> _Set task_
Search the records for the word "added" and pick out every line that has it.

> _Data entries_
== == ==
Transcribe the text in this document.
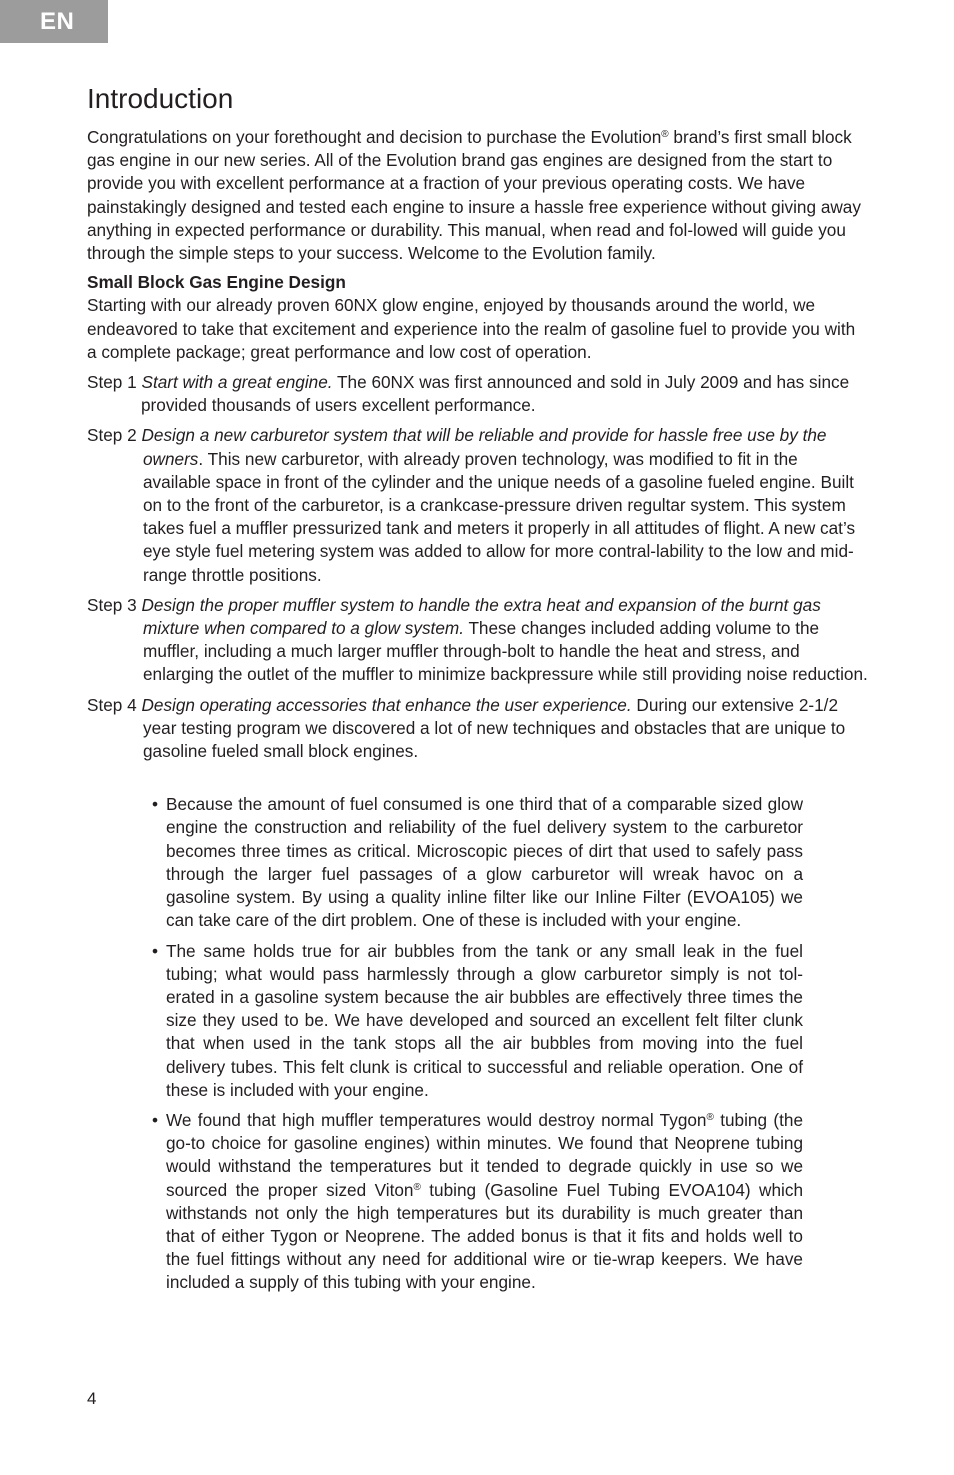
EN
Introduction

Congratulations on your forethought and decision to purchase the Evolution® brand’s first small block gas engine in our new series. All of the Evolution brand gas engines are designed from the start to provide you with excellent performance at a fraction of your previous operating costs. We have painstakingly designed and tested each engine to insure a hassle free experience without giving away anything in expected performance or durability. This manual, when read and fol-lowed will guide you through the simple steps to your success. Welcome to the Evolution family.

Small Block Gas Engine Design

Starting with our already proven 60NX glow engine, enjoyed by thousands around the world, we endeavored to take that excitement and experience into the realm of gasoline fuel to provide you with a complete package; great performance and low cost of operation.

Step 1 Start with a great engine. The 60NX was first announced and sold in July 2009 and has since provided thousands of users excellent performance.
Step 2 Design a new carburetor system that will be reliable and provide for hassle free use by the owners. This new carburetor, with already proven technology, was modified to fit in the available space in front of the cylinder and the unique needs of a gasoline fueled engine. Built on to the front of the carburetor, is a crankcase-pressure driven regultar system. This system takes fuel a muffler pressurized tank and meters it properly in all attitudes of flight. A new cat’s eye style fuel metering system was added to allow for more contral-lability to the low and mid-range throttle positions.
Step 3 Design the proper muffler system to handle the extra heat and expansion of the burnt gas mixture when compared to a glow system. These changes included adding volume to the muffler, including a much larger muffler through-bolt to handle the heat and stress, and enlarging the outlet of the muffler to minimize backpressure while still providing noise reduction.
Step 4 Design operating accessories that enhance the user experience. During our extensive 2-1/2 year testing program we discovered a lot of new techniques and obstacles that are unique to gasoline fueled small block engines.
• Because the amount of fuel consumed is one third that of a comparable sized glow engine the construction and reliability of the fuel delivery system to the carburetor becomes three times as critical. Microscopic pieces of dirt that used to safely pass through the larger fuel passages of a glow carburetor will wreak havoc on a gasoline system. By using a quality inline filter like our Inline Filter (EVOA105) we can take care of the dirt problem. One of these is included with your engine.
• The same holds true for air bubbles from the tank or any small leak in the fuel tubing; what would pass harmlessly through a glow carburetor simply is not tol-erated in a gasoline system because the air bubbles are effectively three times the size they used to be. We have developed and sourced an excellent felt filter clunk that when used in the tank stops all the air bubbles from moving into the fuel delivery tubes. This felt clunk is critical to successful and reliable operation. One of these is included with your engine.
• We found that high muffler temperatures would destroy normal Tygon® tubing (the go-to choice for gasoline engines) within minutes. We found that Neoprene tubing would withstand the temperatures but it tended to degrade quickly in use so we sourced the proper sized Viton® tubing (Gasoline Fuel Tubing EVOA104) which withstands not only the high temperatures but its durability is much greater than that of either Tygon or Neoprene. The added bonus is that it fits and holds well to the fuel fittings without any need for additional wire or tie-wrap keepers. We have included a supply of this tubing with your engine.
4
== == ==
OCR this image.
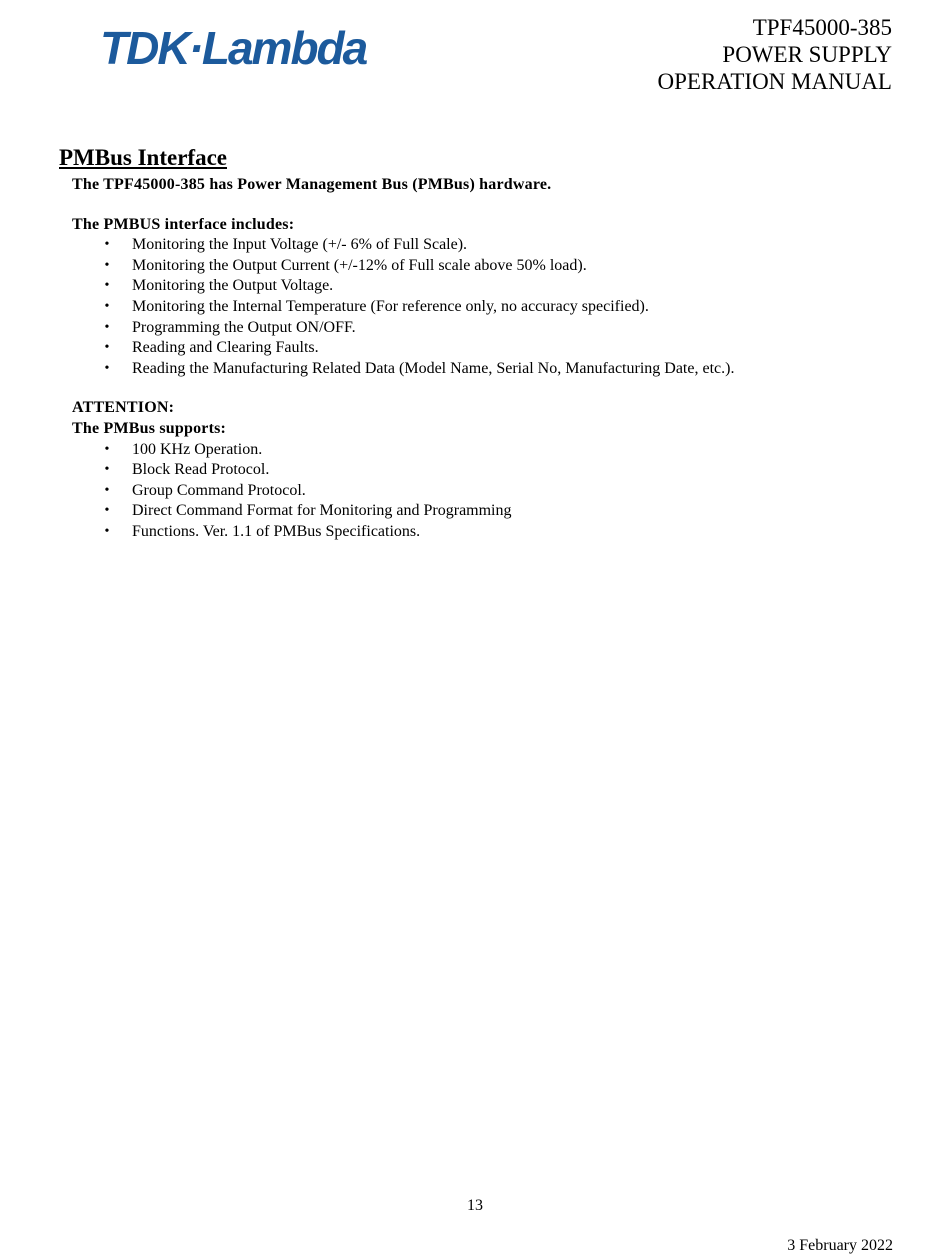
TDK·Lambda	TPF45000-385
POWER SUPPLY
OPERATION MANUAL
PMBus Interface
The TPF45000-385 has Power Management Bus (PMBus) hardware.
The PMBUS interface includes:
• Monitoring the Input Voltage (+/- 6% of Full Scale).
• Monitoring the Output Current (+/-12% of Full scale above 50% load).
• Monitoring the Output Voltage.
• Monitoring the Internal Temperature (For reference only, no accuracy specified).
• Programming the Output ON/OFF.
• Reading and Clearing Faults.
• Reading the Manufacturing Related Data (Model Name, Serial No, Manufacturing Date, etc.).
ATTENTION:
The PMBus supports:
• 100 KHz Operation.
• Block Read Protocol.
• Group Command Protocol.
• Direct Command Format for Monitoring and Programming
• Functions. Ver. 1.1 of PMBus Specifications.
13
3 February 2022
== == ==
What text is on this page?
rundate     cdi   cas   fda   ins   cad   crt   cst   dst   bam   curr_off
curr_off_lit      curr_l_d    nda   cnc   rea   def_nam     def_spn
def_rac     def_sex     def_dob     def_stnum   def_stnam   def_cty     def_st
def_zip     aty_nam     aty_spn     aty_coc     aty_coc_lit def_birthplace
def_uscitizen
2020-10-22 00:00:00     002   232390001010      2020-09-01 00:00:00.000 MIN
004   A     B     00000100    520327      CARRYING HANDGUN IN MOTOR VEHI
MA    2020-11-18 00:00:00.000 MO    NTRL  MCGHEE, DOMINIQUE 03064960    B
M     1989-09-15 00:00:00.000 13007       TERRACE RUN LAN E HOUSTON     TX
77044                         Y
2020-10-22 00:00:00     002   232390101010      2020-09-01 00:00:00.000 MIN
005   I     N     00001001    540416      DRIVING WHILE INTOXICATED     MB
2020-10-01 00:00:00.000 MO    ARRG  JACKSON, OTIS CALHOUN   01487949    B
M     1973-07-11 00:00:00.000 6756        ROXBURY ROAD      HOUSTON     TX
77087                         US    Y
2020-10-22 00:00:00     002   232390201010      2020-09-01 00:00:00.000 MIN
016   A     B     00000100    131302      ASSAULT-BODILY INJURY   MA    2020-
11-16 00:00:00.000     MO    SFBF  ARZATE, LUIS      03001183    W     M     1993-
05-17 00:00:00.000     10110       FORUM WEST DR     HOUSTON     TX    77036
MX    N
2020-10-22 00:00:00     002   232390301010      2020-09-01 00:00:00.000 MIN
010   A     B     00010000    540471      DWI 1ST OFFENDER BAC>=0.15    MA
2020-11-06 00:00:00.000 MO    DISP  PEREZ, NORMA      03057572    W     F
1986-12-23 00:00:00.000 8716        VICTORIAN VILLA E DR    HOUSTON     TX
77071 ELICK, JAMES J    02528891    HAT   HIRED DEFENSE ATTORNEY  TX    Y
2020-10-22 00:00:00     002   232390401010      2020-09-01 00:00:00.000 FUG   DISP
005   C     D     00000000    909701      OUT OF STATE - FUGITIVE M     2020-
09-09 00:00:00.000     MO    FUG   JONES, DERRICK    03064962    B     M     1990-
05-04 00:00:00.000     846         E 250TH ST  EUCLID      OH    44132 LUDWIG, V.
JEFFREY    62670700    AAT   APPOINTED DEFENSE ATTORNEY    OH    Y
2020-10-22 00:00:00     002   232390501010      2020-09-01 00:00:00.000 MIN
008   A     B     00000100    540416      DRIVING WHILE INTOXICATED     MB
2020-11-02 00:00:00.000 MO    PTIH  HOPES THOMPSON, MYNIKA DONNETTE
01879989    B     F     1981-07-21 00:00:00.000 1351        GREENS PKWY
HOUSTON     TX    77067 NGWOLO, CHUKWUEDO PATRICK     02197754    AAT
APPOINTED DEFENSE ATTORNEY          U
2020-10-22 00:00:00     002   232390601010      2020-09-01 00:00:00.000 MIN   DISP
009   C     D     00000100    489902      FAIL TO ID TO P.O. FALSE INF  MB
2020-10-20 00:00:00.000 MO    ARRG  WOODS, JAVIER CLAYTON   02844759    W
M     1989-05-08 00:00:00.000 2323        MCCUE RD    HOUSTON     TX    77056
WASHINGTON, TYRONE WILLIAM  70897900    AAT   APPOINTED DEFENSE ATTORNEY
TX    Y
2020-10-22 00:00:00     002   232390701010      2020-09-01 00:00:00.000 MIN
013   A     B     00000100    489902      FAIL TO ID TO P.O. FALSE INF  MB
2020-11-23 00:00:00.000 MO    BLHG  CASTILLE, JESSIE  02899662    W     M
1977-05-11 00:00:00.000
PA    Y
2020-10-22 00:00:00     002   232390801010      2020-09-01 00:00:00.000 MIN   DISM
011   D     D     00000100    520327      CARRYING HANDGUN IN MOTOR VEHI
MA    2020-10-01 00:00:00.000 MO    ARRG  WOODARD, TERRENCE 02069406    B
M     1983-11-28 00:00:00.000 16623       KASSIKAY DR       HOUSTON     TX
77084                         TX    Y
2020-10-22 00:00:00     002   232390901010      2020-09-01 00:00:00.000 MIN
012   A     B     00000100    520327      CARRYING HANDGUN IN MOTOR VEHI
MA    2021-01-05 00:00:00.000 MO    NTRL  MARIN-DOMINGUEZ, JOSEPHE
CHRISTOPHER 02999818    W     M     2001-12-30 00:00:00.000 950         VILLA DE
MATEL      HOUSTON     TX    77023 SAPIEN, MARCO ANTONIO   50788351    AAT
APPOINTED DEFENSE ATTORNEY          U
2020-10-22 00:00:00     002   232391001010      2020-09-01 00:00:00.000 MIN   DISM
== == ==
> _Solution to the exercise_
Step 2 Design a new carburetor system that will be reliable and provide for hassle free use by the owners. This new carburetor, with already proven technology, was modified to fit in the available space in front of the cylinder and the unique needs of a gasoline fueled engine. Built on to the front of the carburetor, is a crankcase-pressure driven regultar system. This system takes fuel a muffler pressurized tank and meters it properly in all attitudes of flight. A new cat’s eye style fuel metering system was added to allow for more contral-lability to the low and mid-range throttle positions.
• We found that high muffler temperatures would destroy normal Tygon® tubing (the go-to choice for gasoline engines) within minutes. We found that Neoprene tubing would withstand the temperatures but it tended to degrade quickly in use so we sourced the proper sized Viton® tubing (Gasoline Fuel Tubing EVOA104) which withstands not only the high temperatures but its durability is much greater than that of either Tygon or Neoprene. The added bonus is that it fits and holds well to the fuel fittings without any need for additional wire or tie-wrap keepers. We have included a supply of this tubing with your engine.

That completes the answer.